| Task goal |
Can you give all the records again without altering a single character?

| Records for this exercise |

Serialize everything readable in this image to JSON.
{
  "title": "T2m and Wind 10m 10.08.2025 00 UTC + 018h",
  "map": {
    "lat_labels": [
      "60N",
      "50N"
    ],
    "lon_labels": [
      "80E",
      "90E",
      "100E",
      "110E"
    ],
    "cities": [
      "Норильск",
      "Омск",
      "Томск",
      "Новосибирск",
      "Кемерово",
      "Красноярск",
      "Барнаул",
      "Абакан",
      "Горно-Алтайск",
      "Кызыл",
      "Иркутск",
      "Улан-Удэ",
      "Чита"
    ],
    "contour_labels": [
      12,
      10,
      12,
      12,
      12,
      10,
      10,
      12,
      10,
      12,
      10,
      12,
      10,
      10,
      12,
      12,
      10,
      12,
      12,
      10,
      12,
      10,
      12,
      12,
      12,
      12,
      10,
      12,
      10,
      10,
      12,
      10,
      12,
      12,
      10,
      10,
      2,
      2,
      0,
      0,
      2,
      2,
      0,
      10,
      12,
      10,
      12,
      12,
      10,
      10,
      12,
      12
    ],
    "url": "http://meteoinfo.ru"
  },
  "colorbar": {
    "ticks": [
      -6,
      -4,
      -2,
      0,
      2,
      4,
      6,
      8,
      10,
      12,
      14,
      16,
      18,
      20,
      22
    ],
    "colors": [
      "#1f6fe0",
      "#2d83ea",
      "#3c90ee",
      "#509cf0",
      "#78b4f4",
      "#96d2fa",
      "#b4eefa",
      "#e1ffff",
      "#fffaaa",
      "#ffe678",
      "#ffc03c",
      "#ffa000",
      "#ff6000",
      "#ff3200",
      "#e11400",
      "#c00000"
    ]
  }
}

| Output for this task |
Serialize everything readable in this image to JSON.
{
  "title": "T2m and Wind 10m 10.08.2025 00 UTC + 018h",
  "map": {
    "lat_labels": [
      "60N",
      "50N"
    ],
    "lon_labels": [
      "80E",
      "90E",
      "100E",
      "110E"
    ],
    "cities": [
      "Норильск",
      "Омск",
      "Томск",
      "Новосибирск",
      "Кемерово",
      "Красноярск",
      "Барнаул",
      "Абакан",
      "Горно-Алтайск",
      "Кызыл",
      "Иркутск",
      "Улан-Удэ",
      "Чита"
    ],
    "contour_labels": [
      12,
      10,
      12,
      12,
      12,
      10,
      10,
      12,
      10,
      12,
      10,
      12,
      10,
      10,
      12,
      12,
      10,
      12,
      12,
      10,
      12,
      10,
      12,
      12,
      12,
      12,
      10,
      12,
      10,
      10,
      12,
      10,
      12,
      12,
      10,
      10,
      2,
      2,
      0,
      0,
      2,
      2,
      0,
      10,
      12,
      10,
      12,
      12,
      10,
      10,
      12,
      12
    ],
    "url": "http://meteoinfo.ru"
  },
  "colorbar": {
    "ticks": [
      -6,
      -4,
      -2,
      0,
      2,
      4,
      6,
      8,
      10,
      12,
      14,
      16,
      18,
      20,
      22
    ],
    "colors": [
      "#1f6fe0",
      "#2d83ea",
      "#3c90ee",
      "#509cf0",
      "#78b4f4",
      "#96d2fa",
      "#b4eefa",
      "#e1ffff",
      "#fffaaa",
      "#ffe678",
      "#ffc03c",
      "#ffa000",
      "#ff6000",
      "#ff3200",
      "#e11400",
      "#c00000"
    ]
  }
}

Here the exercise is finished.